-- START OF Task inputs --
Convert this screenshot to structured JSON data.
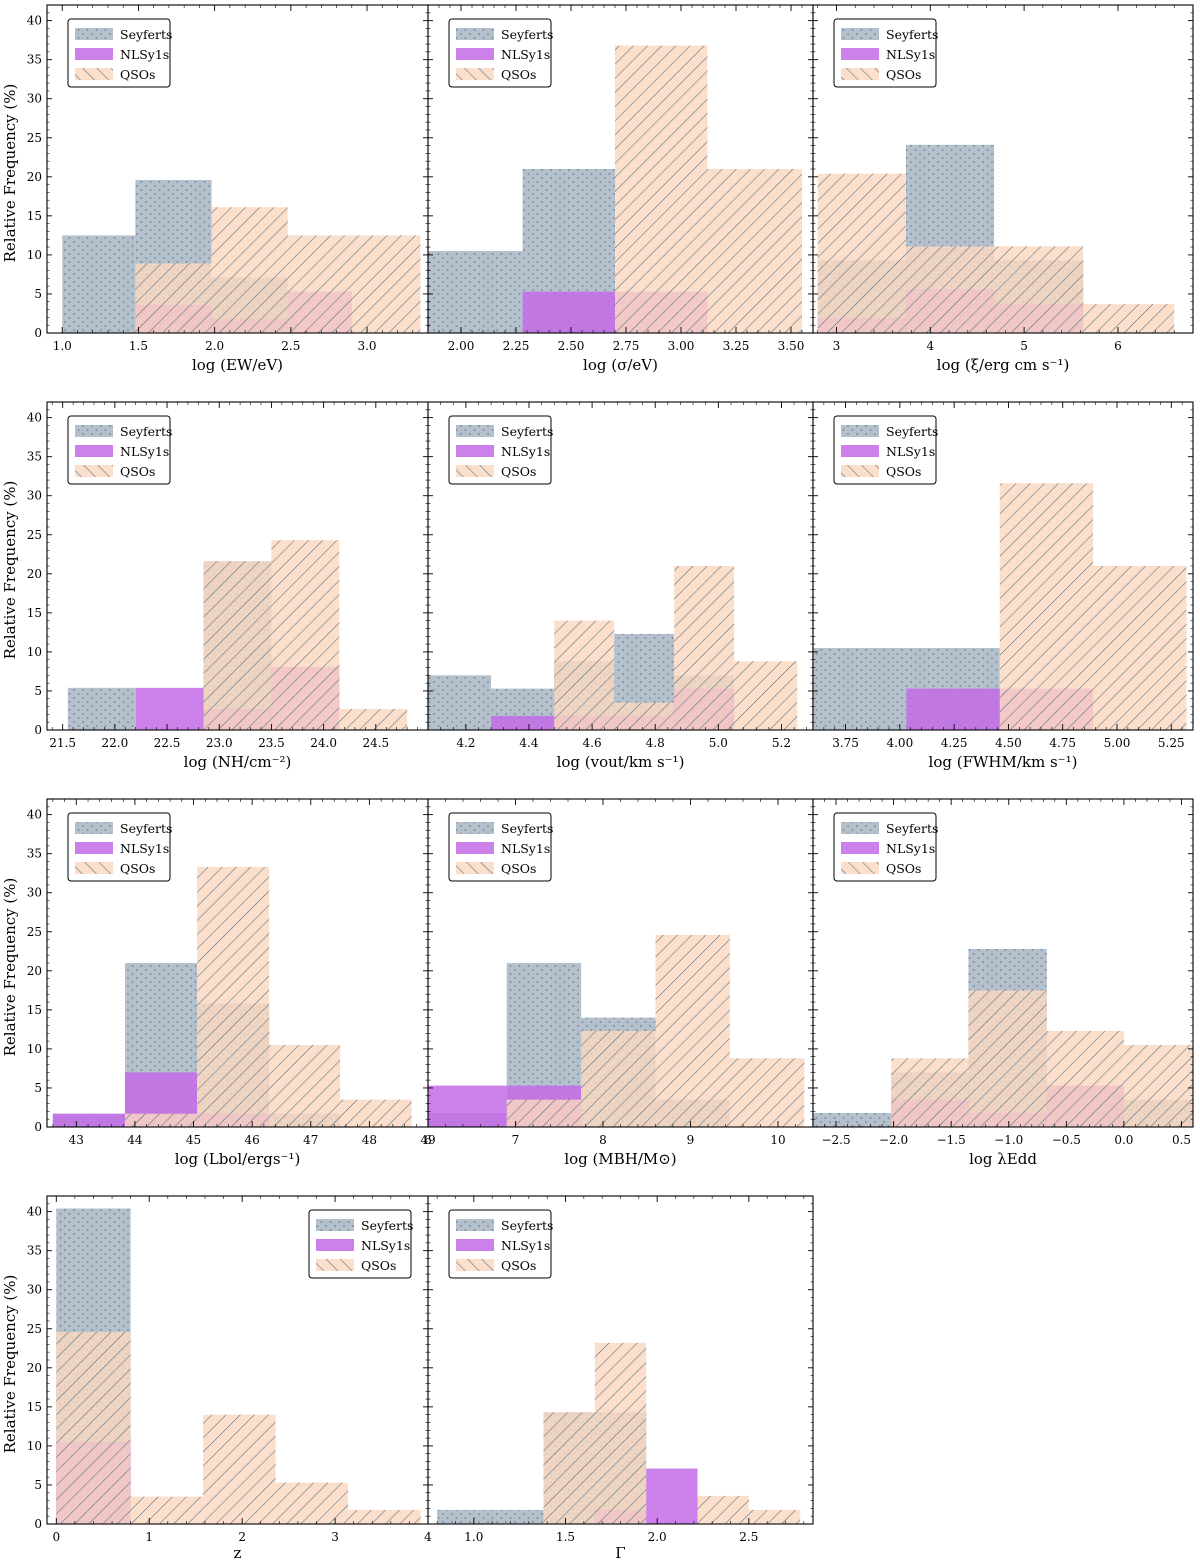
{
  "figure": {
    "ylabel": "Relative Frequency (%)"
  },
  "legend": {
    "labels": [
      "Seyferts",
      "NLSy1s",
      "QSOs"
    ]
  },
  "colors": {
    "seyfert_fill": "#b4c1cc",
    "seyfert_dot": "#6f8494",
    "nlsy_fill": "#c36be6",
    "qso_fill": "#fbd8be",
    "qso_hatch": "#4d6f88"
  },
  "chart_data": [
    {
      "type": "bar",
      "panel": "ew",
      "xlabel": "log (EW/eV)",
      "xlim": [
        0.9,
        3.4
      ],
      "xticks": [
        1.0,
        1.5,
        2.0,
        2.5,
        3.0
      ],
      "xtick_labels": [
        "1.0",
        "1.5",
        "2.0",
        "2.5",
        "3.0"
      ],
      "ylim": [
        0,
        42
      ],
      "yticks": [
        0,
        5,
        10,
        15,
        20,
        25,
        30,
        35,
        40
      ],
      "legend_loc": "upper-left",
      "series": [
        {
          "name": "Seyferts",
          "bins": [
            [
              1.0,
              1.48,
              12.5
            ],
            [
              1.48,
              1.98,
              19.6
            ],
            [
              1.98,
              2.48,
              7.1
            ]
          ]
        },
        {
          "name": "NLSy1s",
          "bins": [
            [
              1.48,
              1.98,
              3.6
            ],
            [
              1.98,
              2.48,
              1.8
            ],
            [
              2.48,
              2.9,
              5.3
            ]
          ]
        },
        {
          "name": "QSOs",
          "bins": [
            [
              1.48,
              1.98,
              8.9
            ],
            [
              1.98,
              2.48,
              16.1
            ],
            [
              2.48,
              3.35,
              12.5
            ]
          ]
        }
      ]
    },
    {
      "type": "bar",
      "panel": "sigma",
      "xlabel": "log (σ/eV)",
      "xlim": [
        1.85,
        3.6
      ],
      "xticks": [
        2.0,
        2.25,
        2.5,
        2.75,
        3.0,
        3.25,
        3.5
      ],
      "xtick_labels": [
        "2.00",
        "2.25",
        "2.50",
        "2.75",
        "3.00",
        "3.25",
        "3.50"
      ],
      "ylim": [
        0,
        42
      ],
      "yticks": [
        0,
        5,
        10,
        15,
        20,
        25,
        30,
        35,
        40
      ],
      "legend_loc": "upper-left",
      "series": [
        {
          "name": "Seyferts",
          "bins": [
            [
              1.85,
              2.28,
              10.5
            ],
            [
              2.28,
              2.7,
              21.0
            ]
          ]
        },
        {
          "name": "NLSy1s",
          "bins": [
            [
              2.28,
              2.7,
              5.3
            ],
            [
              2.7,
              3.12,
              5.3
            ]
          ]
        },
        {
          "name": "QSOs",
          "bins": [
            [
              2.7,
              3.12,
              36.8
            ],
            [
              3.12,
              3.55,
              21.0
            ]
          ]
        }
      ]
    },
    {
      "type": "bar",
      "panel": "xi",
      "xlabel": "log (ξ/erg cm s⁻¹)",
      "xlim": [
        2.75,
        6.8
      ],
      "xticks": [
        3,
        4,
        5,
        6
      ],
      "xtick_labels": [
        "3",
        "4",
        "5",
        "6"
      ],
      "ylim": [
        0,
        42
      ],
      "yticks": [
        0,
        5,
        10,
        15,
        20,
        25,
        30,
        35,
        40
      ],
      "legend_loc": "upper-left",
      "series": [
        {
          "name": "Seyferts",
          "bins": [
            [
              2.8,
              3.74,
              9.3
            ],
            [
              3.74,
              4.68,
              24.1
            ],
            [
              4.68,
              5.63,
              9.3
            ]
          ]
        },
        {
          "name": "NLSy1s",
          "bins": [
            [
              2.8,
              3.74,
              1.9
            ],
            [
              3.74,
              4.68,
              5.6
            ],
            [
              4.68,
              5.63,
              3.7
            ]
          ]
        },
        {
          "name": "QSOs",
          "bins": [
            [
              2.8,
              3.74,
              20.4
            ],
            [
              3.74,
              4.68,
              11.1
            ],
            [
              4.68,
              5.63,
              11.1
            ],
            [
              5.63,
              6.6,
              3.7
            ]
          ]
        }
      ]
    },
    {
      "type": "bar",
      "panel": "nh",
      "xlabel": "log (NH/cm⁻²)",
      "xlim": [
        21.35,
        25.0
      ],
      "xticks": [
        21.5,
        22.0,
        22.5,
        23.0,
        23.5,
        24.0,
        24.5
      ],
      "xtick_labels": [
        "21.5",
        "22.0",
        "22.5",
        "23.0",
        "23.5",
        "24.0",
        "24.5"
      ],
      "ylim": [
        0,
        42
      ],
      "yticks": [
        0,
        5,
        10,
        15,
        20,
        25,
        30,
        35,
        40
      ],
      "legend_loc": "upper-left",
      "series": [
        {
          "name": "Seyferts",
          "bins": [
            [
              21.55,
              22.2,
              5.4
            ],
            [
              22.85,
              23.5,
              21.6
            ]
          ]
        },
        {
          "name": "NLSy1s",
          "bins": [
            [
              22.2,
              22.85,
              5.4
            ],
            [
              22.85,
              23.5,
              2.7
            ],
            [
              23.5,
              24.15,
              8.1
            ]
          ]
        },
        {
          "name": "QSOs",
          "bins": [
            [
              22.85,
              23.5,
              21.6
            ],
            [
              23.5,
              24.15,
              24.3
            ],
            [
              24.15,
              24.8,
              2.7
            ]
          ]
        }
      ]
    },
    {
      "type": "bar",
      "panel": "vout",
      "xlabel": "log (vout/km s⁻¹)",
      "xlim": [
        4.08,
        5.3
      ],
      "xticks": [
        4.2,
        4.4,
        4.6,
        4.8,
        5.0,
        5.2
      ],
      "xtick_labels": [
        "4.2",
        "4.4",
        "4.6",
        "4.8",
        "5.0",
        "5.2"
      ],
      "ylim": [
        0,
        42
      ],
      "yticks": [
        0,
        5,
        10,
        15,
        20,
        25,
        30,
        35,
        40
      ],
      "legend_loc": "upper-left",
      "series": [
        {
          "name": "Seyferts",
          "bins": [
            [
              4.08,
              4.28,
              7.0
            ],
            [
              4.28,
              4.48,
              5.3
            ],
            [
              4.48,
              4.67,
              8.8
            ],
            [
              4.67,
              4.86,
              12.3
            ],
            [
              4.86,
              5.05,
              7.0
            ]
          ]
        },
        {
          "name": "NLSy1s",
          "bins": [
            [
              4.28,
              4.48,
              1.8
            ],
            [
              4.48,
              4.67,
              1.8
            ],
            [
              4.67,
              4.86,
              1.8
            ],
            [
              4.86,
              5.05,
              5.3
            ]
          ]
        },
        {
          "name": "QSOs",
          "bins": [
            [
              4.48,
              4.67,
              14.0
            ],
            [
              4.67,
              4.86,
              3.5
            ],
            [
              4.86,
              5.05,
              21.0
            ],
            [
              5.05,
              5.25,
              8.8
            ]
          ]
        }
      ]
    },
    {
      "type": "bar",
      "panel": "fwhm",
      "xlabel": "log (FWHM/km s⁻¹)",
      "xlim": [
        3.6,
        5.35
      ],
      "xticks": [
        3.75,
        4.0,
        4.25,
        4.5,
        4.75,
        5.0,
        5.25
      ],
      "xtick_labels": [
        "3.75",
        "4.00",
        "4.25",
        "4.50",
        "4.75",
        "5.00",
        "5.25"
      ],
      "ylim": [
        0,
        42
      ],
      "yticks": [
        0,
        5,
        10,
        15,
        20,
        25,
        30,
        35,
        40
      ],
      "legend_loc": "upper-left",
      "series": [
        {
          "name": "Seyferts",
          "bins": [
            [
              3.6,
              4.46,
              10.5
            ]
          ]
        },
        {
          "name": "NLSy1s",
          "bins": [
            [
              4.03,
              4.89,
              5.3
            ]
          ]
        },
        {
          "name": "QSOs",
          "bins": [
            [
              4.46,
              4.89,
              31.6
            ],
            [
              4.89,
              5.32,
              21.0
            ]
          ]
        }
      ]
    },
    {
      "type": "bar",
      "panel": "lbol",
      "xlabel": "log (Lbol/ergs⁻¹)",
      "xlim": [
        42.5,
        49.0
      ],
      "xticks": [
        43,
        44,
        45,
        46,
        47,
        48,
        49
      ],
      "xtick_labels": [
        "43",
        "44",
        "45",
        "46",
        "47",
        "48",
        "49"
      ],
      "ylim": [
        0,
        42
      ],
      "yticks": [
        0,
        5,
        10,
        15,
        20,
        25,
        30,
        35,
        40
      ],
      "legend_loc": "upper-left",
      "series": [
        {
          "name": "Seyferts",
          "bins": [
            [
              42.6,
              43.83,
              1.7
            ],
            [
              43.83,
              45.06,
              21.0
            ],
            [
              45.06,
              46.29,
              15.8
            ],
            [
              46.29,
              47.5,
              1.7
            ]
          ]
        },
        {
          "name": "NLSy1s",
          "bins": [
            [
              42.6,
              43.83,
              1.7
            ],
            [
              43.83,
              45.06,
              7.0
            ],
            [
              45.06,
              46.29,
              1.7
            ]
          ]
        },
        {
          "name": "QSOs",
          "bins": [
            [
              43.83,
              45.06,
              1.7
            ],
            [
              45.06,
              46.29,
              33.3
            ],
            [
              46.29,
              47.5,
              10.5
            ],
            [
              47.5,
              48.72,
              3.5
            ]
          ]
        }
      ]
    },
    {
      "type": "bar",
      "panel": "mbh",
      "xlabel": "log (MBH/M⊙)",
      "xlim": [
        6.0,
        10.4
      ],
      "xticks": [
        6,
        7,
        8,
        9,
        10
      ],
      "xtick_labels": [
        "6",
        "7",
        "8",
        "9",
        "10"
      ],
      "ylim": [
        0,
        42
      ],
      "yticks": [
        0,
        5,
        10,
        15,
        20,
        25,
        30,
        35,
        40
      ],
      "legend_loc": "upper-left",
      "series": [
        {
          "name": "Seyferts",
          "bins": [
            [
              6.0,
              6.9,
              1.8
            ],
            [
              6.9,
              7.75,
              21.0
            ],
            [
              7.75,
              8.6,
              14.0
            ],
            [
              8.6,
              9.45,
              3.5
            ]
          ]
        },
        {
          "name": "NLSy1s",
          "bins": [
            [
              6.0,
              6.9,
              5.3
            ],
            [
              6.9,
              7.75,
              5.3
            ]
          ]
        },
        {
          "name": "QSOs",
          "bins": [
            [
              6.9,
              7.75,
              3.5
            ],
            [
              7.75,
              8.6,
              12.3
            ],
            [
              8.6,
              9.45,
              24.6
            ],
            [
              9.45,
              10.3,
              8.8
            ]
          ]
        }
      ]
    },
    {
      "type": "bar",
      "panel": "edd",
      "xlabel": "log λEdd",
      "xlim": [
        -2.7,
        0.6
      ],
      "xticks": [
        -2.5,
        -2.0,
        -1.5,
        -1.0,
        -0.5,
        0.0,
        0.5
      ],
      "xtick_labels": [
        "−2.5",
        "−2.0",
        "−1.5",
        "−1.0",
        "−0.5",
        "0.0",
        "0.5"
      ],
      "ylim": [
        0,
        42
      ],
      "yticks": [
        0,
        5,
        10,
        15,
        20,
        25,
        30,
        35,
        40
      ],
      "legend_loc": "upper-left",
      "series": [
        {
          "name": "Seyferts",
          "bins": [
            [
              -2.7,
              -2.02,
              1.8
            ],
            [
              -2.02,
              -1.35,
              7.0
            ],
            [
              -1.35,
              -0.67,
              22.8
            ],
            [
              -0.67,
              0.0,
              5.3
            ],
            [
              0.0,
              0.6,
              3.5
            ]
          ]
        },
        {
          "name": "NLSy1s",
          "bins": [
            [
              -2.02,
              -1.35,
              3.5
            ],
            [
              -1.35,
              -0.67,
              1.8
            ],
            [
              -0.67,
              0.0,
              5.3
            ]
          ]
        },
        {
          "name": "QSOs",
          "bins": [
            [
              -2.02,
              -1.35,
              8.8
            ],
            [
              -1.35,
              -0.67,
              17.5
            ],
            [
              -0.67,
              0.0,
              12.3
            ],
            [
              0.0,
              0.6,
              10.5
            ]
          ]
        }
      ]
    },
    {
      "type": "bar",
      "panel": "z",
      "xlabel": "z",
      "xlim": [
        -0.1,
        4.0
      ],
      "xticks": [
        0,
        1,
        2,
        3,
        4
      ],
      "xtick_labels": [
        "0",
        "1",
        "2",
        "3",
        "4"
      ],
      "ylim": [
        0,
        42
      ],
      "yticks": [
        0,
        5,
        10,
        15,
        20,
        25,
        30,
        35,
        40
      ],
      "legend_loc": "upper-right",
      "series": [
        {
          "name": "Seyferts",
          "bins": [
            [
              0.0,
              0.8,
              40.4
            ]
          ]
        },
        {
          "name": "NLSy1s",
          "bins": [
            [
              0.0,
              0.8,
              10.5
            ]
          ]
        },
        {
          "name": "QSOs",
          "bins": [
            [
              0.0,
              0.8,
              24.6
            ],
            [
              0.8,
              1.58,
              3.5
            ],
            [
              1.58,
              2.36,
              14.0
            ],
            [
              2.36,
              3.14,
              5.3
            ],
            [
              3.14,
              3.92,
              1.8
            ]
          ]
        }
      ]
    },
    {
      "type": "bar",
      "panel": "gamma",
      "xlabel": "Γ",
      "xlim": [
        0.75,
        2.85
      ],
      "xticks": [
        1.0,
        1.5,
        2.0,
        2.5
      ],
      "xtick_labels": [
        "1.0",
        "1.5",
        "2.0",
        "2.5"
      ],
      "ylim": [
        0,
        42
      ],
      "yticks": [
        0,
        5,
        10,
        15,
        20,
        25,
        30,
        35,
        40
      ],
      "legend_loc": "upper-left",
      "series": [
        {
          "name": "Seyferts",
          "bins": [
            [
              0.8,
              1.38,
              1.8
            ],
            [
              1.38,
              1.66,
              14.3
            ],
            [
              1.66,
              1.94,
              14.3
            ]
          ]
        },
        {
          "name": "NLSy1s",
          "bins": [
            [
              1.66,
              1.94,
              1.8
            ],
            [
              1.94,
              2.22,
              7.1
            ]
          ]
        },
        {
          "name": "QSOs",
          "bins": [
            [
              1.38,
              1.66,
              14.3
            ],
            [
              1.66,
              1.94,
              23.2
            ],
            [
              2.22,
              2.5,
              3.6
            ],
            [
              2.5,
              2.78,
              1.8
            ]
          ]
        }
      ]
    }
  ]
}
-- END OF Task inputs --
* _What is needed_:
Pull out all lines containing the word "xlabel" from the entries above.

* _Finished answer_:
      "xlabel": "log (EW/eV)",
      "xlabel": "log (σ/eV)",
      "xlabel": "log (ξ/erg cm s⁻¹)",
      "xlabel": "log (NH/cm⁻²)",
      "xlabel": "log (vout/km s⁻¹)",
      "xlabel": "log (FWHM/km s⁻¹)",
      "xlabel": "log (Lbol/ergs⁻¹)",
      "xlabel": "log (MBH/M⊙)",
      "xlabel": "log λEdd",
      "xlabel": "z",
      "xlabel": "Γ",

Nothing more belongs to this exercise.